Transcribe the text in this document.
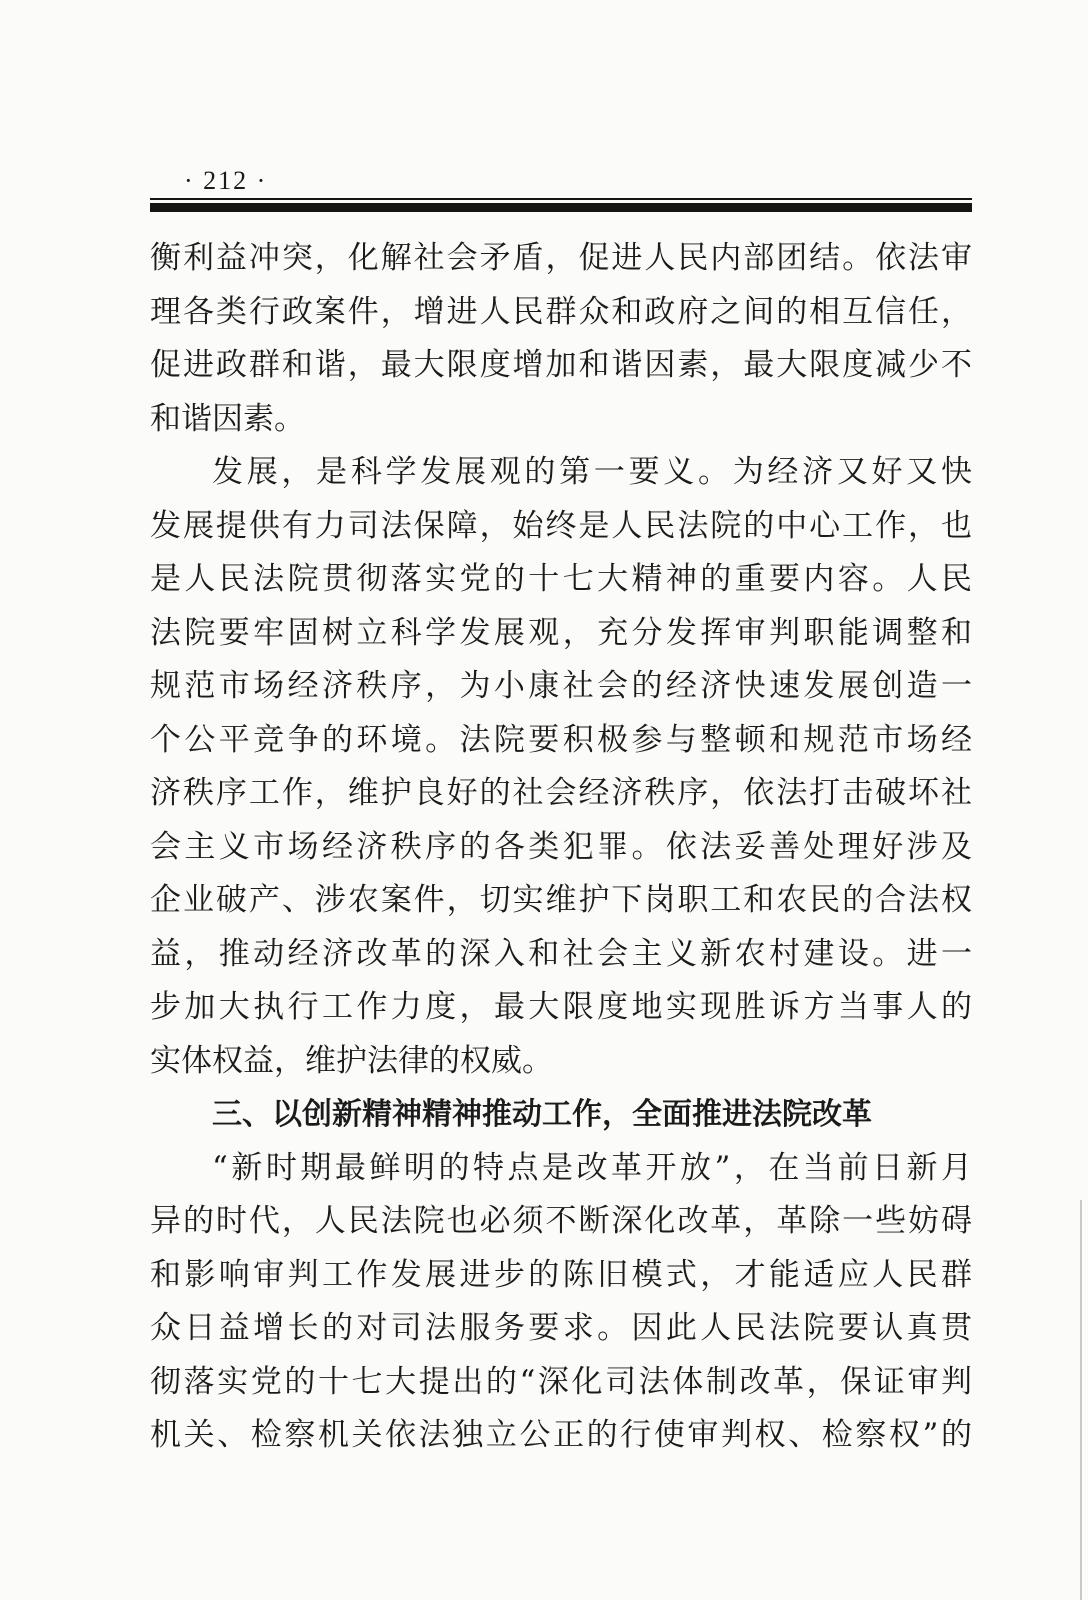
· 212 ·
衡利益冲突，化解社会矛盾，促进人民内部团结。依法审
理各类行政案件，增进人民群众和政府之间的相互信任，
促进政群和谐，最大限度增加和谐因素，最大限度减少不
和谐因素。
发展，是科学发展观的第一要义。为经济又好又快
发展提供有力司法保障，始终是人民法院的中心工作，也
是人民法院贯彻落实党的十七大精神的重要内容。人民
法院要牢固树立科学发展观，充分发挥审判职能调整和
规范市场经济秩序，为小康社会的经济快速发展创造一
个公平竞争的环境。法院要积极参与整顿和规范市场经
济秩序工作，维护良好的社会经济秩序，依法打击破坏社
会主义市场经济秩序的各类犯罪。依法妥善处理好涉及
企业破产、涉农案件，切实维护下岗职工和农民的合法权
益，推动经济改革的深入和社会主义新农村建设。进一
步加大执行工作力度，最大限度地实现胜诉方当事人的
实体权益，维护法律的权威。
三、以创新精神精神推动工作，全面推进法院改革
“新时期最鲜明的特点是改革开放”，在当前日新月
异的时代，人民法院也必须不断深化改革，革除一些妨碍
和影响审判工作发展进步的陈旧模式，才能适应人民群
众日益增长的对司法服务要求。因此人民法院要认真贯
彻落实党的十七大提出的“深化司法体制改革，保证审判
机关、检察机关依法独立公正的行使审判权、检察权”的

Your objective: Restate the entire listing word for word, excluding pictures.

The response:
Transcribe the text in this document.
· 212 ·
衡利益冲突，化解社会矛盾，促进人民内部团结。依法审
理各类行政案件，增进人民群众和政府之间的相互信任，
促进政群和谐，最大限度增加和谐因素，最大限度减少不
和谐因素。
发展，是科学发展观的第一要义。为经济又好又快
发展提供有力司法保障，始终是人民法院的中心工作，也
是人民法院贯彻落实党的十七大精神的重要内容。人民
法院要牢固树立科学发展观，充分发挥审判职能调整和
规范市场经济秩序，为小康社会的经济快速发展创造一
个公平竞争的环境。法院要积极参与整顿和规范市场经
济秩序工作，维护良好的社会经济秩序，依法打击破坏社
会主义市场经济秩序的各类犯罪。依法妥善处理好涉及
企业破产、涉农案件，切实维护下岗职工和农民的合法权
益，推动经济改革的深入和社会主义新农村建设。进一
步加大执行工作力度，最大限度地实现胜诉方当事人的
实体权益，维护法律的权威。
三、以创新精神精神推动工作，全面推进法院改革
“新时期最鲜明的特点是改革开放”，在当前日新月
异的时代，人民法院也必须不断深化改革，革除一些妨碍
和影响审判工作发展进步的陈旧模式，才能适应人民群
众日益增长的对司法服务要求。因此人民法院要认真贯
彻落实党的十七大提出的“深化司法体制改革，保证审判
机关、检察机关依法独立公正的行使审判权、检察权”的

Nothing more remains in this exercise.